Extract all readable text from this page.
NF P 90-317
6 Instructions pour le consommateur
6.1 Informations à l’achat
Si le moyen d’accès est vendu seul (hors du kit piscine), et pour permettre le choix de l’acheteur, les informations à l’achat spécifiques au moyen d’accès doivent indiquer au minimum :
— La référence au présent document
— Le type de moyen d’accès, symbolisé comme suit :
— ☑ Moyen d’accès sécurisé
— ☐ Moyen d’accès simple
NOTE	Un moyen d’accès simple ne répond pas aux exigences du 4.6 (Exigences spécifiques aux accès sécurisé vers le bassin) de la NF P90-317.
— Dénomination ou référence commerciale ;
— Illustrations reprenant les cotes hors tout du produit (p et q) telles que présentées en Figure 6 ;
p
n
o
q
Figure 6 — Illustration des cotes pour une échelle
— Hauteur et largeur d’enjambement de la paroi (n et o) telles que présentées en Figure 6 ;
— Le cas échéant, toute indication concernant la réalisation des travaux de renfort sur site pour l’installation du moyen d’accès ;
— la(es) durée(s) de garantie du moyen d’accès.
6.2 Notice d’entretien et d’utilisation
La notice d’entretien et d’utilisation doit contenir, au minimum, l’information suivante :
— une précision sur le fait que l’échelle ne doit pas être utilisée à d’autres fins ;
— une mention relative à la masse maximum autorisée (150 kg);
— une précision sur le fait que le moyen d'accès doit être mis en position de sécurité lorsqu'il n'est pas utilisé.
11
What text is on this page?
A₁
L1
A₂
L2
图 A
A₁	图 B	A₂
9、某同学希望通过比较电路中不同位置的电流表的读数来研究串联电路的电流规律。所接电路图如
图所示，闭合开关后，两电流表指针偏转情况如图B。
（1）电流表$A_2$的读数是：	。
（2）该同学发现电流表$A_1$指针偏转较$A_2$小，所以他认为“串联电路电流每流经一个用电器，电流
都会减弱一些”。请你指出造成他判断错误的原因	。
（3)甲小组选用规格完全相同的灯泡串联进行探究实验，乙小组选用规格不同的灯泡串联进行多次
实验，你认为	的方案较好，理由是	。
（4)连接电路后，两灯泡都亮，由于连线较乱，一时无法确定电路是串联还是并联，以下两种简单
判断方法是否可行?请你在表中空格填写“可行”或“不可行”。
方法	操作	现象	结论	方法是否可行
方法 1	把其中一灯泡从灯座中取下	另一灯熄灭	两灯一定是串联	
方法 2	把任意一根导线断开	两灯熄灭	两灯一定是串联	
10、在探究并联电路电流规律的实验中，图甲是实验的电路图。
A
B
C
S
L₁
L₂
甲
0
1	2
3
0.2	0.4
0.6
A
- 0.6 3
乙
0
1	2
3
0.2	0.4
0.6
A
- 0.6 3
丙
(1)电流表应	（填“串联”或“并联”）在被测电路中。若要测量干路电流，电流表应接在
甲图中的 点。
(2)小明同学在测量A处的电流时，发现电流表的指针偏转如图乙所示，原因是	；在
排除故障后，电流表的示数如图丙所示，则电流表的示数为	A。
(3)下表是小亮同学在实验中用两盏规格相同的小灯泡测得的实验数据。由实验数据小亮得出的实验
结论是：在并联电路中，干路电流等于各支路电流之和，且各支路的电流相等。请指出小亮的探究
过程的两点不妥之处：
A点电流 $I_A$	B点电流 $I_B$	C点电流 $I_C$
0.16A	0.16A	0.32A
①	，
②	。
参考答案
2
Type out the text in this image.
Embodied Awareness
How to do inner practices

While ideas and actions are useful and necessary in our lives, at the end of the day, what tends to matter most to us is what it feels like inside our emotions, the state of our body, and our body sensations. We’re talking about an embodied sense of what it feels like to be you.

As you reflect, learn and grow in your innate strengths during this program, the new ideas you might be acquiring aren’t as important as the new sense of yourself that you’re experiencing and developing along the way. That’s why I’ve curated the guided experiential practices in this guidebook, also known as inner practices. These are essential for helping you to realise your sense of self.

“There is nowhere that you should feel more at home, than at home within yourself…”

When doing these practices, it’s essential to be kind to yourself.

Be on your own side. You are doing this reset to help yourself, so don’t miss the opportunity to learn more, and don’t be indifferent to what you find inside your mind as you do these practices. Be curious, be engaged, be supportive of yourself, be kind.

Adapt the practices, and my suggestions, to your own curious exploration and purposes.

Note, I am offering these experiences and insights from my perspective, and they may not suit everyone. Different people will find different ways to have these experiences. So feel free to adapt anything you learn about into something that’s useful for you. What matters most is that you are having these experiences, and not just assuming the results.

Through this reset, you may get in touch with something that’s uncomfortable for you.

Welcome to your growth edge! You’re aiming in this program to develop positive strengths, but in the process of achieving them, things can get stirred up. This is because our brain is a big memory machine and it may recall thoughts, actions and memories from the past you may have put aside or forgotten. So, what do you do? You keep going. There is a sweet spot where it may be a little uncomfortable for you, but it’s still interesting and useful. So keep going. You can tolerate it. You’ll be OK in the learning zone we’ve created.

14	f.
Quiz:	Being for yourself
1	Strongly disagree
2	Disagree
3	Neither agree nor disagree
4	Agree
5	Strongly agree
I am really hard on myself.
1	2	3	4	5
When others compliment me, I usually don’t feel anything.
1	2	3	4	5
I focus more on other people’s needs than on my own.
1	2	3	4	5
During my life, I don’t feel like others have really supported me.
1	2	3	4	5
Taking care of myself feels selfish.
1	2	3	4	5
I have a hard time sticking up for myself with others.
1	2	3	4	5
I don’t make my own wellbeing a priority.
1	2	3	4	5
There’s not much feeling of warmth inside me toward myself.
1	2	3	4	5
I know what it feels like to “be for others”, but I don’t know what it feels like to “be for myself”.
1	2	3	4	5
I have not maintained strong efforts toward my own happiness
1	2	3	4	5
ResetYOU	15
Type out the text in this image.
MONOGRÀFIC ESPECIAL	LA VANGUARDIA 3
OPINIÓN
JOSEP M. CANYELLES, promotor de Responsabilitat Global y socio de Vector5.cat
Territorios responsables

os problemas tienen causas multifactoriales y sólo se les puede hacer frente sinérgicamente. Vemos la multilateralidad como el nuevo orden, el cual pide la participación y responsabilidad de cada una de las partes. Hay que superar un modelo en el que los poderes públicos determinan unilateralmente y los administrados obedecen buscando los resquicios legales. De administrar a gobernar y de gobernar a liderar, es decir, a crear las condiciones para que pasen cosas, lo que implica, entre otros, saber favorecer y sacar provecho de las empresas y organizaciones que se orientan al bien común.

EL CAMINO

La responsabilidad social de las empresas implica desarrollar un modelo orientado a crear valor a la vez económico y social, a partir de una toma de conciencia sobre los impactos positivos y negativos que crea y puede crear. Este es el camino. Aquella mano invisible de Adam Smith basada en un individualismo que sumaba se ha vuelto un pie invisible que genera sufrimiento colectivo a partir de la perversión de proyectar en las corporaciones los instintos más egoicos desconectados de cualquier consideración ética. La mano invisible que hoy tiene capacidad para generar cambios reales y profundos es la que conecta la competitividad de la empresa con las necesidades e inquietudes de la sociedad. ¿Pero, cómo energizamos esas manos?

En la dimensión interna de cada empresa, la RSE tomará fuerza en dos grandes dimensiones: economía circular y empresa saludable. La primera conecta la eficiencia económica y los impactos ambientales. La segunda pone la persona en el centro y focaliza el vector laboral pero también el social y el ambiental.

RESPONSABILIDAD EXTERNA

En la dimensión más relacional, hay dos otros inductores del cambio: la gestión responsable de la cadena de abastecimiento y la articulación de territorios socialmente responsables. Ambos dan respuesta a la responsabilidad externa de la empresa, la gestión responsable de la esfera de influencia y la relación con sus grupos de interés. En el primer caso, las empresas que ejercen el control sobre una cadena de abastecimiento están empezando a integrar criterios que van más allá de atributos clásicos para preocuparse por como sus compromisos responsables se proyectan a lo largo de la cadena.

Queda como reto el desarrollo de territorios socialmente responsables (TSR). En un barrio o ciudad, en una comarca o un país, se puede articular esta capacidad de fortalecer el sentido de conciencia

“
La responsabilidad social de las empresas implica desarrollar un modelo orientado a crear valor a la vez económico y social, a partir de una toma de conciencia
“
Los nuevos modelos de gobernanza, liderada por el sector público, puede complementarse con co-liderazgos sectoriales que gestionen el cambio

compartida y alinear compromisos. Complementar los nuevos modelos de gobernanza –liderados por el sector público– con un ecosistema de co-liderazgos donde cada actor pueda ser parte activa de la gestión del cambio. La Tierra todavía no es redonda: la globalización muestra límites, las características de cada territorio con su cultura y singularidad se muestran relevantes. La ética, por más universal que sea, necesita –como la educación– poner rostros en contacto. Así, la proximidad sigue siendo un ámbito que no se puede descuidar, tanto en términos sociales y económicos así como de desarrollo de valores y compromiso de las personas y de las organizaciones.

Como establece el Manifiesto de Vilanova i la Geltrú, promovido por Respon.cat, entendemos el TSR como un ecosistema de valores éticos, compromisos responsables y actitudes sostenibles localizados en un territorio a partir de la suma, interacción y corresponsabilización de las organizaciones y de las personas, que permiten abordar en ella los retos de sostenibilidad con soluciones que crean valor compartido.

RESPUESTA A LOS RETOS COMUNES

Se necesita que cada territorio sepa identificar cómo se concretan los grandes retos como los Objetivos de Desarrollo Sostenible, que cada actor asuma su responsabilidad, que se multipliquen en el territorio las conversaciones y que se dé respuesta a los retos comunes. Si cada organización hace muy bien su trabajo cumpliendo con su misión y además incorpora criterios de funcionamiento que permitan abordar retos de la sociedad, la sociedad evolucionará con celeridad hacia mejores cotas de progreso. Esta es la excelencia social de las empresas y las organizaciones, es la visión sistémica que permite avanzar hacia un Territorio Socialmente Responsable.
● ● ● ●
**EXERCISE DESCRIPTION**
Scan the material above. Copy each line where "When" occurs.

**EXERCISE SOLUTION**
When doing these practices, it’s essential to be kind to yourself.
When others compliment me, I usually don’t feel anything.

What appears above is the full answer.